=== What the task requires ===
Your answer must be an exact copy of every record below.

━━━

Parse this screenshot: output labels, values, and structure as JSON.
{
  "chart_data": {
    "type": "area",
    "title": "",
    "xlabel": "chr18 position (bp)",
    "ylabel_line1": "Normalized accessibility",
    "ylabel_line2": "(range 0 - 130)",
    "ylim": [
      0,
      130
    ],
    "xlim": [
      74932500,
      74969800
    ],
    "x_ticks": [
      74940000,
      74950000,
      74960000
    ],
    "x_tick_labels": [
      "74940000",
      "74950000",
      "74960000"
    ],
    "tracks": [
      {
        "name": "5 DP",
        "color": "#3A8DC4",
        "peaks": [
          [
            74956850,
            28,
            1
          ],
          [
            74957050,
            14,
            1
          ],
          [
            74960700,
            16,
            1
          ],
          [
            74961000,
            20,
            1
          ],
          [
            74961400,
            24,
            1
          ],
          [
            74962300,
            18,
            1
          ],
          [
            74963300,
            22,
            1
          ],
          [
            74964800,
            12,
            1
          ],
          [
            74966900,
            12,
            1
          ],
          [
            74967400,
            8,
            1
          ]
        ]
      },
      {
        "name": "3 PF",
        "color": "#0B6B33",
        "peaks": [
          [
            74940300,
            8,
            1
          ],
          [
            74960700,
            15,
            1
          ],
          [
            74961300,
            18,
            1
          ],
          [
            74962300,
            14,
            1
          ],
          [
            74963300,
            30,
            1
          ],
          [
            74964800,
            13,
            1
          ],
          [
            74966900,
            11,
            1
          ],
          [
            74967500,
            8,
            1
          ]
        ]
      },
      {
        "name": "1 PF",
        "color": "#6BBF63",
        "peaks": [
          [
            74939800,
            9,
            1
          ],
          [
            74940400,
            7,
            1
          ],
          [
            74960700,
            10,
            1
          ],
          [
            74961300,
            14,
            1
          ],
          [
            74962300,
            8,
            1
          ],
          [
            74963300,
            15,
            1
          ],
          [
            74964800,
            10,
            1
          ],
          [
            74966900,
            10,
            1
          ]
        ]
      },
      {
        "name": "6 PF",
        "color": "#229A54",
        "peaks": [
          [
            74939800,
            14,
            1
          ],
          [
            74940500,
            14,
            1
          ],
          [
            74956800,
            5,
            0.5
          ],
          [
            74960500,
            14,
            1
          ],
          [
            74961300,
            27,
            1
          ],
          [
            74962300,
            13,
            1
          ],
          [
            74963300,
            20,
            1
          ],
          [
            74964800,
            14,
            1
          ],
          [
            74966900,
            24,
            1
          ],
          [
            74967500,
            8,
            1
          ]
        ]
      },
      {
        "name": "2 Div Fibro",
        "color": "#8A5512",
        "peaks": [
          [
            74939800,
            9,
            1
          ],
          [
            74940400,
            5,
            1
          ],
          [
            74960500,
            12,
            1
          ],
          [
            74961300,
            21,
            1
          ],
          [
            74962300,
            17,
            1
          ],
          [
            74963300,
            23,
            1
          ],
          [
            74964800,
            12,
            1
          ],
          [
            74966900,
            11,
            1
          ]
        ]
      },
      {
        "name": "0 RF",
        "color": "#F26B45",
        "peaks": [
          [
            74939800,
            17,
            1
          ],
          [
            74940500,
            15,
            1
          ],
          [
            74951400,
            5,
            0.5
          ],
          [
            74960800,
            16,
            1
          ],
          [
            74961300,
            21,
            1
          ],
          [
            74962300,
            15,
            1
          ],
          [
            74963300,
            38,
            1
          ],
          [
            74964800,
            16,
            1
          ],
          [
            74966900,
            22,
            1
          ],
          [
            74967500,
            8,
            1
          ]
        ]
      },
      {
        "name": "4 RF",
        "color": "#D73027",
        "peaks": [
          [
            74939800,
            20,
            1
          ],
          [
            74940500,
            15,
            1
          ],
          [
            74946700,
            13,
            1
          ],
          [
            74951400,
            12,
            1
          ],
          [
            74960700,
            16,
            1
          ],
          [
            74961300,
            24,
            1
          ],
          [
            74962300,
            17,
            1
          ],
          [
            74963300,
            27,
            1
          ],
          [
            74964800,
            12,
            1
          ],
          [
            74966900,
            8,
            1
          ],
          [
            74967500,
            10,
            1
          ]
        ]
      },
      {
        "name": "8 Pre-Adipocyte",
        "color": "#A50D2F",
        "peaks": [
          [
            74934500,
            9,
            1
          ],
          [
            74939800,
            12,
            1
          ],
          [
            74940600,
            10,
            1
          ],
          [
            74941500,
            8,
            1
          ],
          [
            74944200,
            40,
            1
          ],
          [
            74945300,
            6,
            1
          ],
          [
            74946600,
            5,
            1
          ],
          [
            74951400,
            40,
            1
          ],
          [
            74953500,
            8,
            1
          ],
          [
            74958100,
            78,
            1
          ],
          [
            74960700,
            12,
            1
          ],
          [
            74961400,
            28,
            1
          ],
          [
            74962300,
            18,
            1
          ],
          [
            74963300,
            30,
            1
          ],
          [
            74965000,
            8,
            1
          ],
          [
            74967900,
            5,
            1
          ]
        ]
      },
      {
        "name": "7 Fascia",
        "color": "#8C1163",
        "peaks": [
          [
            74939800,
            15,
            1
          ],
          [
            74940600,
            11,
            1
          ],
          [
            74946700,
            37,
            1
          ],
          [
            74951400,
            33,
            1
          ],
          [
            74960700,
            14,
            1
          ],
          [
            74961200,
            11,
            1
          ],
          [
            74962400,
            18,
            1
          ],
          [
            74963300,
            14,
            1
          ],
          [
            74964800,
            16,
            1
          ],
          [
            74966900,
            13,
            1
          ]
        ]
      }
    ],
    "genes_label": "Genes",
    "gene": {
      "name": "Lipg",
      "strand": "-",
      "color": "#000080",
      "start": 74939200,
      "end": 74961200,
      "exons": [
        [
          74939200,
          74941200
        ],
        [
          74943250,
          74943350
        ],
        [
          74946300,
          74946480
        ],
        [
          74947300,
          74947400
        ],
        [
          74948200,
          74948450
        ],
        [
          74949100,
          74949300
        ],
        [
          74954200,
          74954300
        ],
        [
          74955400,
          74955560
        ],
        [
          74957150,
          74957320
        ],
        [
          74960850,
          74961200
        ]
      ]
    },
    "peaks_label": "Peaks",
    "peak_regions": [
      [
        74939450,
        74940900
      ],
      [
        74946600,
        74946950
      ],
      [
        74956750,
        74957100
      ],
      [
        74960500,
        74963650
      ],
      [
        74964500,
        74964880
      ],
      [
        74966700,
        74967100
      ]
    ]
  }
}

━━━

=== Response to this exercise ===
Parse this screenshot: output labels, values, and structure as JSON.
{
  "chart_data": {
    "type": "area",
    "title": "",
    "xlabel": "chr18 position (bp)",
    "ylabel_line1": "Normalized accessibility",
    "ylabel_line2": "(range 0 - 130)",
    "ylim": [
      0,
      130
    ],
    "xlim": [
      74932500,
      74969800
    ],
    "x_ticks": [
      74940000,
      74950000,
      74960000
    ],
    "x_tick_labels": [
      "74940000",
      "74950000",
      "74960000"
    ],
    "tracks": [
      {
        "name": "5 DP",
        "color": "#3A8DC4",
        "peaks": [
          [
            74956850,
            28,
            1
          ],
          [
            74957050,
            14,
            1
          ],
          [
            74960700,
            16,
            1
          ],
          [
            74961000,
            20,
            1
          ],
          [
            74961400,
            24,
            1
          ],
          [
            74962300,
            18,
            1
          ],
          [
            74963300,
            22,
            1
          ],
          [
            74964800,
            12,
            1
          ],
          [
            74966900,
            12,
            1
          ],
          [
            74967400,
            8,
            1
          ]
        ]
      },
      {
        "name": "3 PF",
        "color": "#0B6B33",
        "peaks": [
          [
            74940300,
            8,
            1
          ],
          [
            74960700,
            15,
            1
          ],
          [
            74961300,
            18,
            1
          ],
          [
            74962300,
            14,
            1
          ],
          [
            74963300,
            30,
            1
          ],
          [
            74964800,
            13,
            1
          ],
          [
            74966900,
            11,
            1
          ],
          [
            74967500,
            8,
            1
          ]
        ]
      },
      {
        "name": "1 PF",
        "color": "#6BBF63",
        "peaks": [
          [
            74939800,
            9,
            1
          ],
          [
            74940400,
            7,
            1
          ],
          [
            74960700,
            10,
            1
          ],
          [
            74961300,
            14,
            1
          ],
          [
            74962300,
            8,
            1
          ],
          [
            74963300,
            15,
            1
          ],
          [
            74964800,
            10,
            1
          ],
          [
            74966900,
            10,
            1
          ]
        ]
      },
      {
        "name": "6 PF",
        "color": "#229A54",
        "peaks": [
          [
            74939800,
            14,
            1
          ],
          [
            74940500,
            14,
            1
          ],
          [
            74956800,
            5,
            0.5
          ],
          [
            74960500,
            14,
            1
          ],
          [
            74961300,
            27,
            1
          ],
          [
            74962300,
            13,
            1
          ],
          [
            74963300,
            20,
            1
          ],
          [
            74964800,
            14,
            1
          ],
          [
            74966900,
            24,
            1
          ],
          [
            74967500,
            8,
            1
          ]
        ]
      },
      {
        "name": "2 Div Fibro",
        "color": "#8A5512",
        "peaks": [
          [
            74939800,
            9,
            1
          ],
          [
            74940400,
            5,
            1
          ],
          [
            74960500,
            12,
            1
          ],
          [
            74961300,
            21,
            1
          ],
          [
            74962300,
            17,
            1
          ],
          [
            74963300,
            23,
            1
          ],
          [
            74964800,
            12,
            1
          ],
          [
            74966900,
            11,
            1
          ]
        ]
      },
      {
        "name": "0 RF",
        "color": "#F26B45",
        "peaks": [
          [
            74939800,
            17,
            1
          ],
          [
            74940500,
            15,
            1
          ],
          [
            74951400,
            5,
            0.5
          ],
          [
            74960800,
            16,
            1
          ],
          [
            74961300,
            21,
            1
          ],
          [
            74962300,
            15,
            1
          ],
          [
            74963300,
            38,
            1
          ],
          [
            74964800,
            16,
            1
          ],
          [
            74966900,
            22,
            1
          ],
          [
            74967500,
            8,
            1
          ]
        ]
      },
      {
        "name": "4 RF",
        "color": "#D73027",
        "peaks": [
          [
            74939800,
            20,
            1
          ],
          [
            74940500,
            15,
            1
          ],
          [
            74946700,
            13,
            1
          ],
          [
            74951400,
            12,
            1
          ],
          [
            74960700,
            16,
            1
          ],
          [
            74961300,
            24,
            1
          ],
          [
            74962300,
            17,
            1
          ],
          [
            74963300,
            27,
            1
          ],
          [
            74964800,
            12,
            1
          ],
          [
            74966900,
            8,
            1
          ],
          [
            74967500,
            10,
            1
          ]
        ]
      },
      {
        "name": "8 Pre-Adipocyte",
        "color": "#A50D2F",
        "peaks": [
          [
            74934500,
            9,
            1
          ],
          [
            74939800,
            12,
            1
          ],
          [
            74940600,
            10,
            1
          ],
          [
            74941500,
            8,
            1
          ],
          [
            74944200,
            40,
            1
          ],
          [
            74945300,
            6,
            1
          ],
          [
            74946600,
            5,
            1
          ],
          [
            74951400,
            40,
            1
          ],
          [
            74953500,
            8,
            1
          ],
          [
            74958100,
            78,
            1
          ],
          [
            74960700,
            12,
            1
          ],
          [
            74961400,
            28,
            1
          ],
          [
            74962300,
            18,
            1
          ],
          [
            74963300,
            30,
            1
          ],
          [
            74965000,
            8,
            1
          ],
          [
            74967900,
            5,
            1
          ]
        ]
      },
      {
        "name": "7 Fascia",
        "color": "#8C1163",
        "peaks": [
          [
            74939800,
            15,
            1
          ],
          [
            74940600,
            11,
            1
          ],
          [
            74946700,
            37,
            1
          ],
          [
            74951400,
            33,
            1
          ],
          [
            74960700,
            14,
            1
          ],
          [
            74961200,
            11,
            1
          ],
          [
            74962400,
            18,
            1
          ],
          [
            74963300,
            14,
            1
          ],
          [
            74964800,
            16,
            1
          ],
          [
            74966900,
            13,
            1
          ]
        ]
      }
    ],
    "genes_label": "Genes",
    "gene": {
      "name": "Lipg",
      "strand": "-",
      "color": "#000080",
      "start": 74939200,
      "end": 74961200,
      "exons": [
        [
          74939200,
          74941200
        ],
        [
          74943250,
          74943350
        ],
        [
          74946300,
          74946480
        ],
        [
          74947300,
          74947400
        ],
        [
          74948200,
          74948450
        ],
        [
          74949100,
          74949300
        ],
        [
          74954200,
          74954300
        ],
        [
          74955400,
          74955560
        ],
        [
          74957150,
          74957320
        ],
        [
          74960850,
          74961200
        ]
      ]
    },
    "peaks_label": "Peaks",
    "peak_regions": [
      [
        74939450,
        74940900
      ],
      [
        74946600,
        74946950
      ],
      [
        74956750,
        74957100
      ],
      [
        74960500,
        74963650
      ],
      [
        74964500,
        74964880
      ],
      [
        74966700,
        74967100
      ]
    ]
  }
}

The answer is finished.